OSGeoLive-Notebooks/Pandas/02 - Data structures.ipynb

{
 "cells": [
  {
   "cell_type": "code",
   "execution_count": null,
   "metadata": {
    "collapsed": true
   },
   "outputs": [],
   "source": [
    "import pandas as pd"
   ]
  },
  {
   "cell_type": "code",
   "execution_count": null,
   "metadata": {
    "collapsed": false
   },
   "outputs": [],
   "source": [
    "%matplotlib inline\n",
    "import numpy as np\n",
    "import matplotlib.pyplot as plt\n",
    "try:\n",
    "    import seaborn\n",
    "except ImportError:\n",
    "    pass"
   ]
  },
  {
   "cell_type": "markdown",
   "metadata": {},
   "source": [
    "# Tabular data"
   ]
  },
  {
   "cell_type": "code",
   "execution_count": null,
   "metadata": {
    "collapsed": true
   },
   "outputs": [],
   "source": [
    "df = pd.read_csv(\"data/titanic.csv\")"
   ]
  },
  {
   "cell_type": "code",
   "execution_count": null,
   "metadata": {
    "collapsed": false
   },
   "outputs": [],
   "source": [
    "df.head()"

:: STORED RECORDS ::
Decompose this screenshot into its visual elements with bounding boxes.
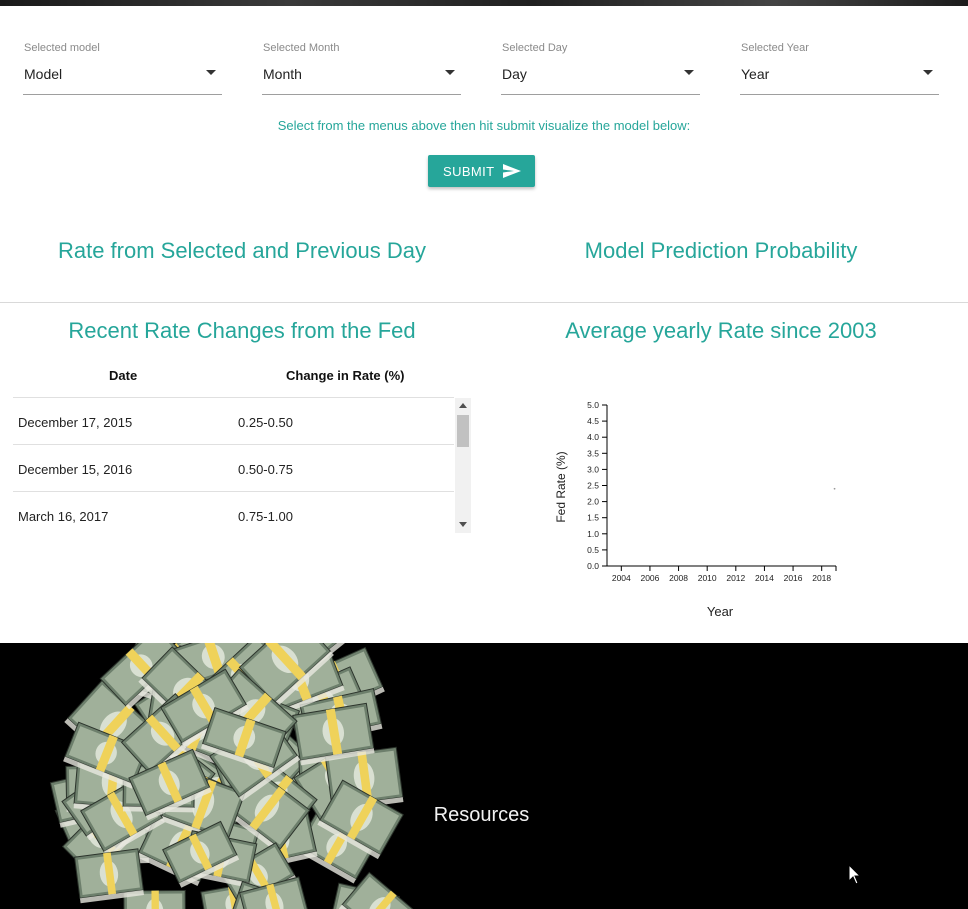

---

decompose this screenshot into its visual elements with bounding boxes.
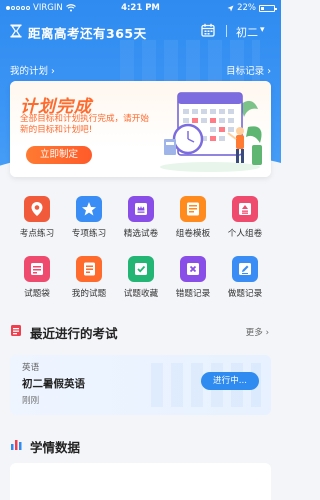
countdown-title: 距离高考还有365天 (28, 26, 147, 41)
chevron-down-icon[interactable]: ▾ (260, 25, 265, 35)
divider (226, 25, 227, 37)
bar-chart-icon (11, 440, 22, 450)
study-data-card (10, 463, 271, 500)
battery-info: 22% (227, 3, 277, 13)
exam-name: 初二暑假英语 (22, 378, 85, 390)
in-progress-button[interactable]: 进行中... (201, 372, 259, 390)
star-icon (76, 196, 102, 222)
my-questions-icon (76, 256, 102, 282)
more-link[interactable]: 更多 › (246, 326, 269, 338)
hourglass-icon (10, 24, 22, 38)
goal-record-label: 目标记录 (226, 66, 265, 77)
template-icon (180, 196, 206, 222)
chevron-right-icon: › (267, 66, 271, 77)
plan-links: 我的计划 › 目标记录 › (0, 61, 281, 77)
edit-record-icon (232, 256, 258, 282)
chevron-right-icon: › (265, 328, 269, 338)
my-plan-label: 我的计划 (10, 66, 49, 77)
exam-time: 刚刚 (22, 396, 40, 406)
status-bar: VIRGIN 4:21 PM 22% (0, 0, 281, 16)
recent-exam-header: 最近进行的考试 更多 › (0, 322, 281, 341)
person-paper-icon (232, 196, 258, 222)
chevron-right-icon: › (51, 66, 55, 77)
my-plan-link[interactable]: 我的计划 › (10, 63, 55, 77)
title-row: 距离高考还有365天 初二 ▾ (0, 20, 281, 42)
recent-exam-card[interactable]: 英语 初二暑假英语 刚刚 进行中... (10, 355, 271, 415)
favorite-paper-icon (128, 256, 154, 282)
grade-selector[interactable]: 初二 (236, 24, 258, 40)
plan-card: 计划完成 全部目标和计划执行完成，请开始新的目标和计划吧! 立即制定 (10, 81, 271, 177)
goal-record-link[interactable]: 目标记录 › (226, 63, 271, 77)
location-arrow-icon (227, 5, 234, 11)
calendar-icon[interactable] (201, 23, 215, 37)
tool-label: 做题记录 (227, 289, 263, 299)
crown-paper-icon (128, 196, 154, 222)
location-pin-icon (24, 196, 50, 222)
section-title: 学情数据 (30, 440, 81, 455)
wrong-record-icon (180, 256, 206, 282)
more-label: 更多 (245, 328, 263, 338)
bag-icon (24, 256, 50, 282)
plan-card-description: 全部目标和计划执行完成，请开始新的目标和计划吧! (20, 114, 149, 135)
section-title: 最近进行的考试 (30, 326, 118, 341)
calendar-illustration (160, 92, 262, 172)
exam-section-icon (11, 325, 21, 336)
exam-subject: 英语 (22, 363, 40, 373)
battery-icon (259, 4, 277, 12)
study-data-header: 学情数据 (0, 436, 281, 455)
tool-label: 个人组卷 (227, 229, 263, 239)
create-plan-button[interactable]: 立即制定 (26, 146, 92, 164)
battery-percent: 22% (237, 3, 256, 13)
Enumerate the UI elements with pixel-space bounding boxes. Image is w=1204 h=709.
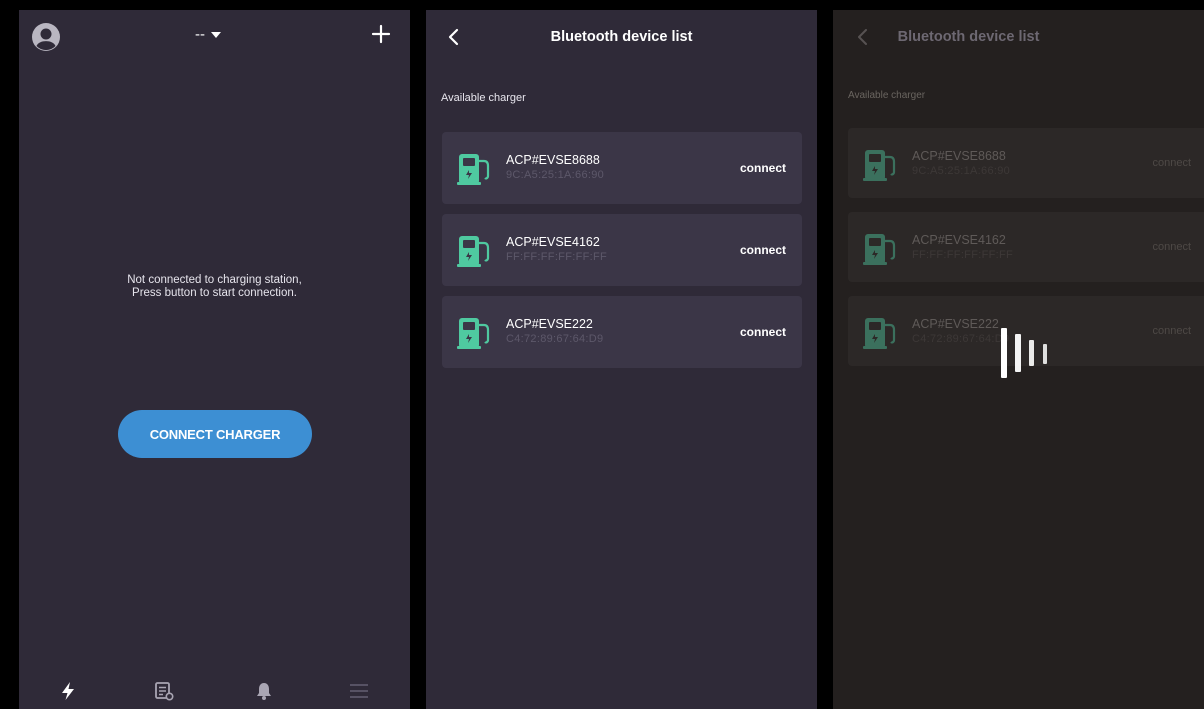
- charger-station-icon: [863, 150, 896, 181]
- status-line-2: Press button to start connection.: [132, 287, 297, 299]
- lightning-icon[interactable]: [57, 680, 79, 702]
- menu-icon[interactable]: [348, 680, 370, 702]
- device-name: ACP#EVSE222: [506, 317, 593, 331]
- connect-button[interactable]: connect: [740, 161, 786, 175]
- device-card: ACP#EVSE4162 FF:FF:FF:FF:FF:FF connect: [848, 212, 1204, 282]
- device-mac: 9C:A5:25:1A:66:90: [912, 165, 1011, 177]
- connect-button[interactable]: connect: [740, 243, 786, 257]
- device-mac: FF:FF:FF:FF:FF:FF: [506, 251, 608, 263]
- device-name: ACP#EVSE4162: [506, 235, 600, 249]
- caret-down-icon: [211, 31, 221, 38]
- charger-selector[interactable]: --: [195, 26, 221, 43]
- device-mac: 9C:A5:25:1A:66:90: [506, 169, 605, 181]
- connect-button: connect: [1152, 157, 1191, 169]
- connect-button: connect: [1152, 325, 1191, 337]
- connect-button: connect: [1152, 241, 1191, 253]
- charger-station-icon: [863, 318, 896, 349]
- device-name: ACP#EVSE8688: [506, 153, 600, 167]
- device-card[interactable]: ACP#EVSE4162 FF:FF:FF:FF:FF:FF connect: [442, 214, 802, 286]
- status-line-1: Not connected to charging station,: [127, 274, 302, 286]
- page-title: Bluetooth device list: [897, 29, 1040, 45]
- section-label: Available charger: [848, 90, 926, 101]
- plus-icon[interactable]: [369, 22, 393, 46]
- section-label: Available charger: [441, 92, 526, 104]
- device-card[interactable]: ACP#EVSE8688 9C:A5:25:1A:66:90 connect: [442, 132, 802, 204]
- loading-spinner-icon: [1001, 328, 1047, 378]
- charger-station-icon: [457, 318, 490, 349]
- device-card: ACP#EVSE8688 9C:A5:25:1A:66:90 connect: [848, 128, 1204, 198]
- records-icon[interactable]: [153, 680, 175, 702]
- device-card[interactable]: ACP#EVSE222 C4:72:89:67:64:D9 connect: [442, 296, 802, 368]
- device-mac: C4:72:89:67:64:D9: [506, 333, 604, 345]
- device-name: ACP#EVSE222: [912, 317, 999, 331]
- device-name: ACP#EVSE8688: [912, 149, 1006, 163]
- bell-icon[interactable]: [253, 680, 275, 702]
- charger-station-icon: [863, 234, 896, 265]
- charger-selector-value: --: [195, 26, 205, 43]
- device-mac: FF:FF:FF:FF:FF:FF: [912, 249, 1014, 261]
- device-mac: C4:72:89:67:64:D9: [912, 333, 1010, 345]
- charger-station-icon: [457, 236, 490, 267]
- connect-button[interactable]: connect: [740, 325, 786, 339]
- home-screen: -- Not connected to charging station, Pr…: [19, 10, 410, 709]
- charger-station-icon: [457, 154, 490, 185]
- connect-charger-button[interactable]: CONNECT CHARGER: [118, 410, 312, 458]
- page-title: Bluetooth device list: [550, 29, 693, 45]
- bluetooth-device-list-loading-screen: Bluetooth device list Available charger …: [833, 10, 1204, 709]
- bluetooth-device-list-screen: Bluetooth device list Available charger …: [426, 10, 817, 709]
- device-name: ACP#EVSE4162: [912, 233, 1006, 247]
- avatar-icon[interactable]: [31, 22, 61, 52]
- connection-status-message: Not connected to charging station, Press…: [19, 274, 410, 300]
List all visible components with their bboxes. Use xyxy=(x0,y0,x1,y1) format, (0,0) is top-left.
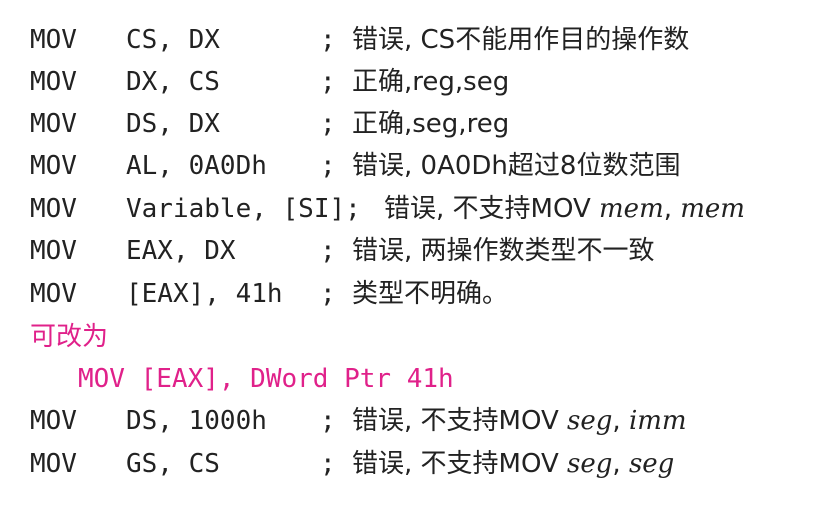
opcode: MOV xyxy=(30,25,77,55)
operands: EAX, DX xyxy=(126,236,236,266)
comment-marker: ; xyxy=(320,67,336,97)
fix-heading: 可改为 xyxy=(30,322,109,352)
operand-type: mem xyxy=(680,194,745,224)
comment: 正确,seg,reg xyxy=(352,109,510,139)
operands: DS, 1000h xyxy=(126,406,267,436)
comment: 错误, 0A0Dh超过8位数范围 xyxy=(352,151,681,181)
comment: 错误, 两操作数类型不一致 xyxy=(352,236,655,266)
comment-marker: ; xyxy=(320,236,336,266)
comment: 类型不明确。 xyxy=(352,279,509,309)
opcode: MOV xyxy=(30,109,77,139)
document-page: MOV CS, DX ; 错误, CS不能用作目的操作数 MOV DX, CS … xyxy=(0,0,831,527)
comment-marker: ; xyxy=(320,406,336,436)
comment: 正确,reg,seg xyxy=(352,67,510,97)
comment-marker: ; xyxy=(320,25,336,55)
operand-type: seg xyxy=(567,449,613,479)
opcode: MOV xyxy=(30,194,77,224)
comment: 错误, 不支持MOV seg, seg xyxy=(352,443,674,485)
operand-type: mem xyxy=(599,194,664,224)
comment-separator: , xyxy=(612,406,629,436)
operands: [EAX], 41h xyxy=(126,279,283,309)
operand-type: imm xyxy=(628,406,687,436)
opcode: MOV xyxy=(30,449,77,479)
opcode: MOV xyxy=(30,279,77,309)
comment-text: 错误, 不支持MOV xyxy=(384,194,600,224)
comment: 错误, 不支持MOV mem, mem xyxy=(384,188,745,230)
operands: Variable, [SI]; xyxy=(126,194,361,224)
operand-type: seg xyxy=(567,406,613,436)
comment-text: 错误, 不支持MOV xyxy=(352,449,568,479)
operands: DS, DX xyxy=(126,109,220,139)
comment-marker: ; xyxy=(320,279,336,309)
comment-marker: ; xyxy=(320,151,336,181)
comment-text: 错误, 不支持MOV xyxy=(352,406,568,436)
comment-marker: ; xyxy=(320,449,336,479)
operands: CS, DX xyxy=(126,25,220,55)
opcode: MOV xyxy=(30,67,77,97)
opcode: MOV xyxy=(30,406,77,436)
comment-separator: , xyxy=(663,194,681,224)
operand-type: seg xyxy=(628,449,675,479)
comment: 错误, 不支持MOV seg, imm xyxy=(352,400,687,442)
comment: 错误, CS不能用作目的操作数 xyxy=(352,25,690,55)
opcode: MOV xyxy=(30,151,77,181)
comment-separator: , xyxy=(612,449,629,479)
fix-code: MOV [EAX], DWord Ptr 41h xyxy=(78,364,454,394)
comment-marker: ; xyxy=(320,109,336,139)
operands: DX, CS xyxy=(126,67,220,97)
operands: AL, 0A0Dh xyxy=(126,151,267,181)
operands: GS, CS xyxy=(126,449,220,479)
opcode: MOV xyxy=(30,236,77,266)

:: STATED PROBLEM ::
Pick up the pandas data structures notebook file right after its last line and keep writing it.

:: FINAL ANSWER ::
   ]
  },
  {
   "cell_type": "markdown",
   "metadata": {},
   "source": [
    "Starting from reading this dataset, to answering questions about this data in a few lines of code:"
   ]
  },
  {
   "cell_type": "markdown",
   "metadata": {},
   "source": [
    "**What is the age distribution of the passengers?**"
   ]
  },
  {
   "cell_type": "code",
   "execution_count": null,
   "metadata": {
    "collapsed": false
   },
   "outputs": [],
   "source": [
    "df['Age'].hist()"
   ]
  },
  {
   "cell_type": "markdown",
   "metadata": {},
   "source": [
    "**How does the survival rate of the passengers differ between sexes?**"
   ]
  },
  {
   "cell_type": "code",
   "execution_count": null,
   "metadata": {
    "collapsed": false
   },
   "outputs": [],
   "source": [
    "df.groupby('Sex')[['Survived']].aggregate(lambda x: x.sum() / len(x))"
   ]
  },
  {
   "cell_type": "markdown",
   "metadata": {},
   "source": [
    "**Or how does it differ between the different classes?**"
   ]
  },
  {
   "cell_type": "code",
   "execution_count": null,
   "metadata": {
    "collapsed": false
   },
   "outputs": [],
   "source": [
    "df.groupby('Pclass')['Survived'].aggregate(lambda x: x.sum() / len(x)).plot(kind='bar')"
   ]
  },
  {
   "cell_type": "markdown",
   "metadata": {},
   "source": [
    "**Are young people more likely to survive?**"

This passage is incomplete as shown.